[WHAT YOU NEED TO DO] The response should contain all of the records, copied exactly, and none of the images.

[RECORDS FOR THE TASK]
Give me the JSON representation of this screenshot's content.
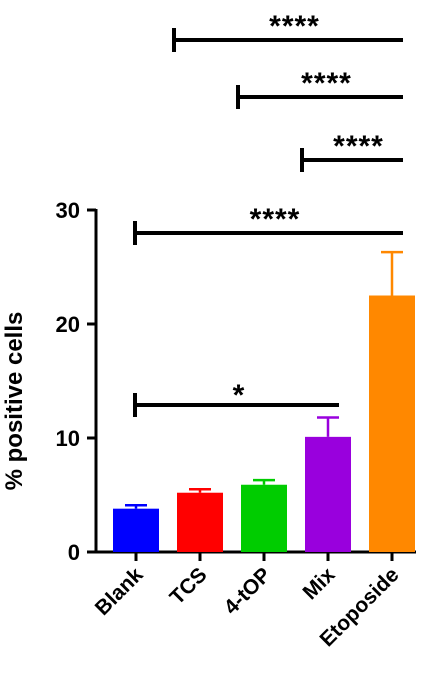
{
  "chart_data": {
    "type": "bar",
    "title": "",
    "xlabel": "",
    "ylabel": "% positive cells",
    "ylim": [
      0,
      30
    ],
    "yticks": [
      0,
      10,
      20,
      30
    ],
    "grid": false,
    "categories": [
      "Blank",
      "TCS",
      "4-tOP",
      "Mix",
      "Etoposide"
    ],
    "values": [
      3.8,
      5.2,
      5.9,
      10.1,
      22.5
    ],
    "errors": [
      0.3,
      0.3,
      0.4,
      1.7,
      3.8
    ],
    "colors": [
      "#0000ff",
      "#ff0000",
      "#00cc00",
      "#9900dd",
      "#ff8800"
    ],
    "significance": [
      {
        "from": "TCS",
        "to": "Etoposide",
        "label": "****"
      },
      {
        "from": "4-tOP",
        "to": "Etoposide",
        "label": "****"
      },
      {
        "from": "Mix",
        "to": "Etoposide",
        "label": "****"
      },
      {
        "from": "Blank",
        "to": "Etoposide",
        "label": "****"
      },
      {
        "from": "Blank",
        "to": "Mix",
        "label": "*"
      }
    ]
  }
}
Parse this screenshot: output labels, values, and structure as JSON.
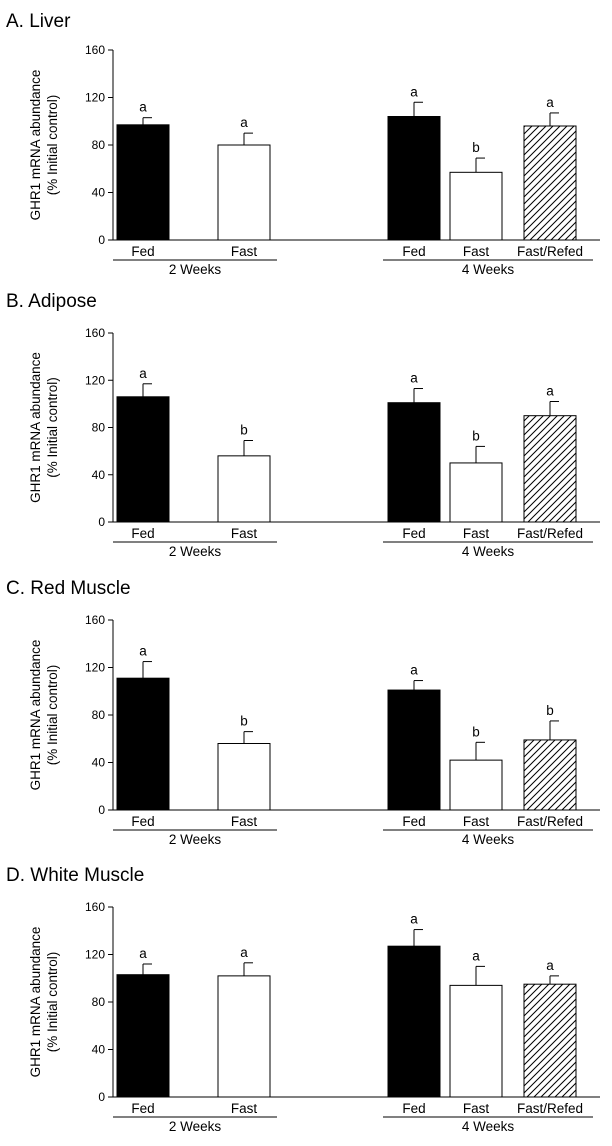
{
  "chart_data": [
    {
      "type": "bar",
      "title": "A. Liver",
      "ylabel": [
        "GHR1 mRNA abundance",
        "(% Initial control)"
      ],
      "ylim": [
        0,
        160
      ],
      "yticks": [
        0,
        40,
        80,
        120,
        160
      ],
      "groups": [
        {
          "label": "2 Weeks",
          "bars": [
            {
              "category": "Fed",
              "value": 97,
              "error": 6,
              "letter": "a",
              "fill": "black"
            },
            {
              "category": "Fast",
              "value": 80,
              "error": 10,
              "letter": "a",
              "fill": "white"
            }
          ]
        },
        {
          "label": "4 Weeks",
          "bars": [
            {
              "category": "Fed",
              "value": 104,
              "error": 12,
              "letter": "a",
              "fill": "black"
            },
            {
              "category": "Fast",
              "value": 57,
              "error": 12,
              "letter": "b",
              "fill": "white"
            },
            {
              "category": "Fast/Refed",
              "value": 96,
              "error": 11,
              "letter": "a",
              "fill": "hatched"
            }
          ]
        }
      ]
    },
    {
      "type": "bar",
      "title": "B. Adipose",
      "ylabel": [
        "GHR1 mRNA abundance",
        "(% Initial control)"
      ],
      "ylim": [
        0,
        160
      ],
      "yticks": [
        0,
        40,
        80,
        120,
        160
      ],
      "groups": [
        {
          "label": "2 Weeks",
          "bars": [
            {
              "category": "Fed",
              "value": 106,
              "error": 11,
              "letter": "a",
              "fill": "black"
            },
            {
              "category": "Fast",
              "value": 56,
              "error": 13,
              "letter": "b",
              "fill": "white"
            }
          ]
        },
        {
          "label": "4 Weeks",
          "bars": [
            {
              "category": "Fed",
              "value": 101,
              "error": 12,
              "letter": "a",
              "fill": "black"
            },
            {
              "category": "Fast",
              "value": 50,
              "error": 14,
              "letter": "b",
              "fill": "white"
            },
            {
              "category": "Fast/Refed",
              "value": 90,
              "error": 12,
              "letter": "a",
              "fill": "hatched"
            }
          ]
        }
      ]
    },
    {
      "type": "bar",
      "title": "C. Red Muscle",
      "ylabel": [
        "GHR1 mRNA abundance",
        "(% Initial control)"
      ],
      "ylim": [
        0,
        160
      ],
      "yticks": [
        0,
        40,
        80,
        120,
        160
      ],
      "groups": [
        {
          "label": "2 Weeks",
          "bars": [
            {
              "category": "Fed",
              "value": 111,
              "error": 14,
              "letter": "a",
              "fill": "black"
            },
            {
              "category": "Fast",
              "value": 56,
              "error": 10,
              "letter": "b",
              "fill": "white"
            }
          ]
        },
        {
          "label": "4 Weeks",
          "bars": [
            {
              "category": "Fed",
              "value": 101,
              "error": 8,
              "letter": "a",
              "fill": "black"
            },
            {
              "category": "Fast",
              "value": 42,
              "error": 15,
              "letter": "b",
              "fill": "white"
            },
            {
              "category": "Fast/Refed",
              "value": 59,
              "error": 16,
              "letter": "b",
              "fill": "hatched"
            }
          ]
        }
      ]
    },
    {
      "type": "bar",
      "title": "D. White Muscle",
      "ylabel": [
        "GHR1 mRNA abundance",
        "(% Initial control)"
      ],
      "ylim": [
        0,
        160
      ],
      "yticks": [
        0,
        40,
        80,
        120,
        160
      ],
      "groups": [
        {
          "label": "2 Weeks",
          "bars": [
            {
              "category": "Fed",
              "value": 103,
              "error": 9,
              "letter": "a",
              "fill": "black"
            },
            {
              "category": "Fast",
              "value": 102,
              "error": 11,
              "letter": "a",
              "fill": "white"
            }
          ]
        },
        {
          "label": "4 Weeks",
          "bars": [
            {
              "category": "Fed",
              "value": 127,
              "error": 14,
              "letter": "a",
              "fill": "black"
            },
            {
              "category": "Fast",
              "value": 94,
              "error": 16,
              "letter": "a",
              "fill": "white"
            },
            {
              "category": "Fast/Refed",
              "value": 95,
              "error": 7,
              "letter": "a",
              "fill": "hatched"
            }
          ]
        }
      ]
    }
  ]
}
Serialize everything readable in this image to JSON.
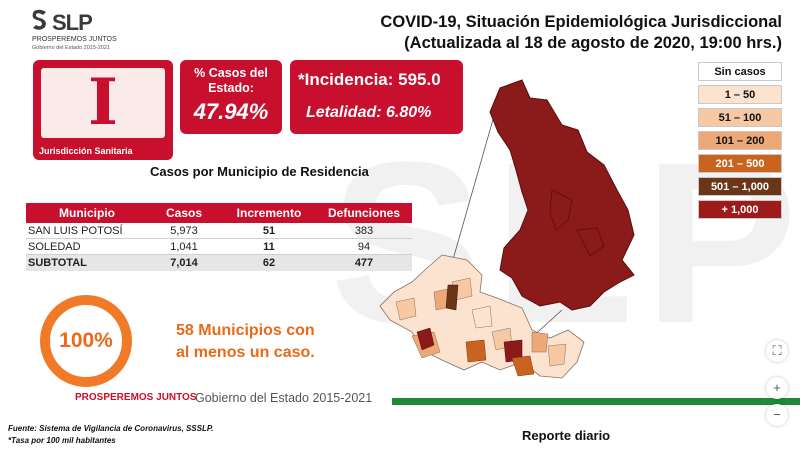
{
  "brand": {
    "name": "SLP",
    "tagline": "PROSPEREMOS JUNTOS",
    "subtag": "Gobierno del Estado 2015-2021"
  },
  "title": {
    "line1": "COVID-19, Situación Epidemiológica Jurisdiccional",
    "line2": "(Actualizada al 18 de agosto de 2020, 19:00 hrs.)"
  },
  "jurisdiction": {
    "numeral": "I",
    "label": "Jurisdicción Sanitaria"
  },
  "state_share": {
    "label": "% Casos del Estado:",
    "value": "47.94%"
  },
  "rates": {
    "incidence": "*Incidencia: 595.0",
    "lethality": "Letalidad: 6.80%"
  },
  "table": {
    "title": "Casos por Municipio  de Residencia",
    "headers": [
      "Municipio",
      "Casos",
      "Incremento",
      "Defunciones"
    ],
    "rows": [
      [
        "SAN LUIS POTOSÍ",
        "5,973",
        "51",
        "383"
      ],
      [
        "SOLEDAD",
        "1,041",
        "11",
        "94"
      ]
    ],
    "subtotal": [
      "SUBTOTAL",
      "7,014",
      "62",
      "477"
    ]
  },
  "summary": {
    "percent": "100%",
    "line1": "58 Municipios con",
    "line2": "al menos un caso."
  },
  "legend": [
    {
      "label": "Sin casos",
      "bg": "#ffffff",
      "fg": "#111111"
    },
    {
      "label": "1 – 50",
      "bg": "#fbe3cf",
      "fg": "#111111"
    },
    {
      "label": "51 – 100",
      "bg": "#f6c9a4",
      "fg": "#111111"
    },
    {
      "label": "101 – 200",
      "bg": "#eea877",
      "fg": "#111111"
    },
    {
      "label": "201 – 500",
      "bg": "#c8641f",
      "fg": "#ffffff"
    },
    {
      "label": "501 – 1,000",
      "bg": "#6b3518",
      "fg": "#ffffff"
    },
    {
      "label": "+ 1,000",
      "bg": "#9e1b1b",
      "fg": "#ffffff"
    }
  ],
  "footer": {
    "logo": "PROSPEREMOS JUNTOS",
    "gov": "Gobierno del Estado 2015-2021",
    "source": "Fuente: Sistema de Vigilancia de Coronavirus, SSSLP.",
    "note": "*Tasa por 100 mil habitantes",
    "report": "Reporte diario"
  },
  "controls": {
    "fit": "⛶",
    "zoom_in": "+",
    "zoom_out": "−"
  },
  "colors": {
    "red": "#c8102e",
    "orange": "#e86a1a",
    "green": "#1f8a3a",
    "map_dark": "#8b1a1a"
  }
}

[RESPONSE FOR THIS EXERCISE]
Give me the JSON representation of this screenshot's content.
{
  "chart_data": {
    "type": "bar",
    "title": "",
    "xlabel": "",
    "ylabel": "% positive cells",
    "ylim": [
      0,
      30
    ],
    "yticks": [
      0,
      10,
      20,
      30
    ],
    "grid": false,
    "categories": [
      "Blank",
      "TCS",
      "4-tOP",
      "Mix",
      "Etoposide"
    ],
    "values": [
      3.8,
      5.2,
      5.9,
      10.1,
      22.5
    ],
    "errors": [
      0.3,
      0.3,
      0.4,
      1.7,
      3.8
    ],
    "colors": [
      "#0000ff",
      "#ff0000",
      "#00cc00",
      "#9900dd",
      "#ff8800"
    ],
    "significance": [
      {
        "from": "TCS",
        "to": "Etoposide",
        "label": "****"
      },
      {
        "from": "4-tOP",
        "to": "Etoposide",
        "label": "****"
      },
      {
        "from": "Mix",
        "to": "Etoposide",
        "label": "****"
      },
      {
        "from": "Blank",
        "to": "Etoposide",
        "label": "****"
      },
      {
        "from": "Blank",
        "to": "Mix",
        "label": "*"
      }
    ]
  }
}
Parse this screenshot: output labels, values, and structure as JSON.
{
  "chart_data": [
    {
      "type": "bar",
      "title": "A. Liver",
      "ylabel": [
        "GHR1 mRNA abundance",
        "(% Initial control)"
      ],
      "ylim": [
        0,
        160
      ],
      "yticks": [
        0,
        40,
        80,
        120,
        160
      ],
      "groups": [
        {
          "label": "2 Weeks",
          "bars": [
            {
              "category": "Fed",
              "value": 97,
              "error": 6,
              "letter": "a",
              "fill": "black"
            },
            {
              "category": "Fast",
              "value": 80,
              "error": 10,
              "letter": "a",
              "fill": "white"
            }
          ]
        },
        {
          "label": "4 Weeks",
          "bars": [
            {
              "category": "Fed",
              "value": 104,
              "error": 12,
              "letter": "a",
              "fill": "black"
            },
            {
              "category": "Fast",
              "value": 57,
              "error": 12,
              "letter": "b",
              "fill": "white"
            },
            {
              "category": "Fast/Refed",
              "value": 96,
              "error": 11,
              "letter": "a",
              "fill": "hatched"
            }
          ]
        }
      ]
    },
    {
      "type": "bar",
      "title": "B. Adipose",
      "ylabel": [
        "GHR1 mRNA abundance",
        "(% Initial control)"
      ],
      "ylim": [
        0,
        160
      ],
      "yticks": [
        0,
        40,
        80,
        120,
        160
      ],
      "groups": [
        {
          "label": "2 Weeks",
          "bars": [
            {
              "category": "Fed",
              "value": 106,
              "error": 11,
              "letter": "a",
              "fill": "black"
            },
            {
              "category": "Fast",
              "value": 56,
              "error": 13,
              "letter": "b",
              "fill": "white"
            }
          ]
        },
        {
          "label": "4 Weeks",
          "bars": [
            {
              "category": "Fed",
              "value": 101,
              "error": 12,
              "letter": "a",
              "fill": "black"
            },
            {
              "category": "Fast",
              "value": 50,
              "error": 14,
              "letter": "b",
              "fill": "white"
            },
            {
              "category": "Fast/Refed",
              "value": 90,
              "error": 12,
              "letter": "a",
              "fill": "hatched"
            }
          ]
        }
      ]
    },
    {
      "type": "bar",
      "title": "C. Red Muscle",
      "ylabel": [
        "GHR1 mRNA abundance",
        "(% Initial control)"
      ],
      "ylim": [
        0,
        160
      ],
      "yticks": [
        0,
        40,
        80,
        120,
        160
      ],
      "groups": [
        {
          "label": "2 Weeks",
          "bars": [
            {
              "category": "Fed",
              "value": 111,
              "error": 14,
              "letter": "a",
              "fill": "black"
            },
            {
              "category": "Fast",
              "value": 56,
              "error": 10,
              "letter": "b",
              "fill": "white"
            }
          ]
        },
        {
          "label": "4 Weeks",
          "bars": [
            {
              "category": "Fed",
              "value": 101,
              "error": 8,
              "letter": "a",
              "fill": "black"
            },
            {
              "category": "Fast",
              "value": 42,
              "error": 15,
              "letter": "b",
              "fill": "white"
            },
            {
              "category": "Fast/Refed",
              "value": 59,
              "error": 16,
              "letter": "b",
              "fill": "hatched"
            }
          ]
        }
      ]
    },
    {
      "type": "bar",
      "title": "D. White Muscle",
      "ylabel": [
        "GHR1 mRNA abundance",
        "(% Initial control)"
      ],
      "ylim": [
        0,
        160
      ],
      "yticks": [
        0,
        40,
        80,
        120,
        160
      ],
      "groups": [
        {
          "label": "2 Weeks",
          "bars": [
            {
              "category": "Fed",
              "value": 103,
              "error": 9,
              "letter": "a",
              "fill": "black"
            },
            {
              "category": "Fast",
              "value": 102,
              "error": 11,
              "letter": "a",
              "fill": "white"
            }
          ]
        },
        {
          "label": "4 Weeks",
          "bars": [
            {
              "category": "Fed",
              "value": 127,
              "error": 14,
              "letter": "a",
              "fill": "black"
            },
            {
              "category": "Fast",
              "value": 94,
              "error": 16,
              "letter": "a",
              "fill": "white"
            },
            {
              "category": "Fast/Refed",
              "value": 95,
              "error": 7,
              "letter": "a",
              "fill": "hatched"
            }
          ]
        }
      ]
    }
  ]
}
Serialize everything readable in this image to JSON.
{
  "brand": {
    "name": "SLP",
    "tagline": "PROSPEREMOS JUNTOS",
    "subtag": "Gobierno del Estado 2015-2021"
  },
  "title": {
    "line1": "COVID-19, Situación Epidemiológica Jurisdiccional",
    "line2": "(Actualizada al 18 de agosto de 2020, 19:00 hrs.)"
  },
  "jurisdiction": {
    "numeral": "I",
    "label": "Jurisdicción Sanitaria"
  },
  "state_share": {
    "label": "% Casos del Estado:",
    "value": "47.94%"
  },
  "rates": {
    "incidence": "*Incidencia: 595.0",
    "lethality": "Letalidad: 6.80%"
  },
  "table": {
    "title": "Casos por Municipio  de Residencia",
    "headers": [
      "Municipio",
      "Casos",
      "Incremento",
      "Defunciones"
    ],
    "rows": [
      [
        "SAN LUIS POTOSÍ",
        "5,973",
        "51",
        "383"
      ],
      [
        "SOLEDAD",
        "1,041",
        "11",
        "94"
      ]
    ],
    "subtotal": [
      "SUBTOTAL",
      "7,014",
      "62",
      "477"
    ]
  },
  "summary": {
    "percent": "100%",
    "line1": "58 Municipios con",
    "line2": "al menos un caso."
  },
  "legend": [
    {
      "label": "Sin casos",
      "bg": "#ffffff",
      "fg": "#111111"
    },
    {
      "label": "1 – 50",
      "bg": "#fbe3cf",
      "fg": "#111111"
    },
    {
      "label": "51 – 100",
      "bg": "#f6c9a4",
      "fg": "#111111"
    },
    {
      "label": "101 – 200",
      "bg": "#eea877",
      "fg": "#111111"
    },
    {
      "label": "201 – 500",
      "bg": "#c8641f",
      "fg": "#ffffff"
    },
    {
      "label": "501 – 1,000",
      "bg": "#6b3518",
      "fg": "#ffffff"
    },
    {
      "label": "+ 1,000",
      "bg": "#9e1b1b",
      "fg": "#ffffff"
    }
  ],
  "footer": {
    "logo": "PROSPEREMOS JUNTOS",
    "gov": "Gobierno del Estado 2015-2021",
    "source": "Fuente: Sistema de Vigilancia de Coronavirus, SSSLP.",
    "note": "*Tasa por 100 mil habitantes",
    "report": "Reporte diario"
  },
  "controls": {
    "fit": "⛶",
    "zoom_in": "+",
    "zoom_out": "−"
  },
  "colors": {
    "red": "#c8102e",
    "orange": "#e86a1a",
    "green": "#1f8a3a",
    "map_dark": "#8b1a1a"
  }
}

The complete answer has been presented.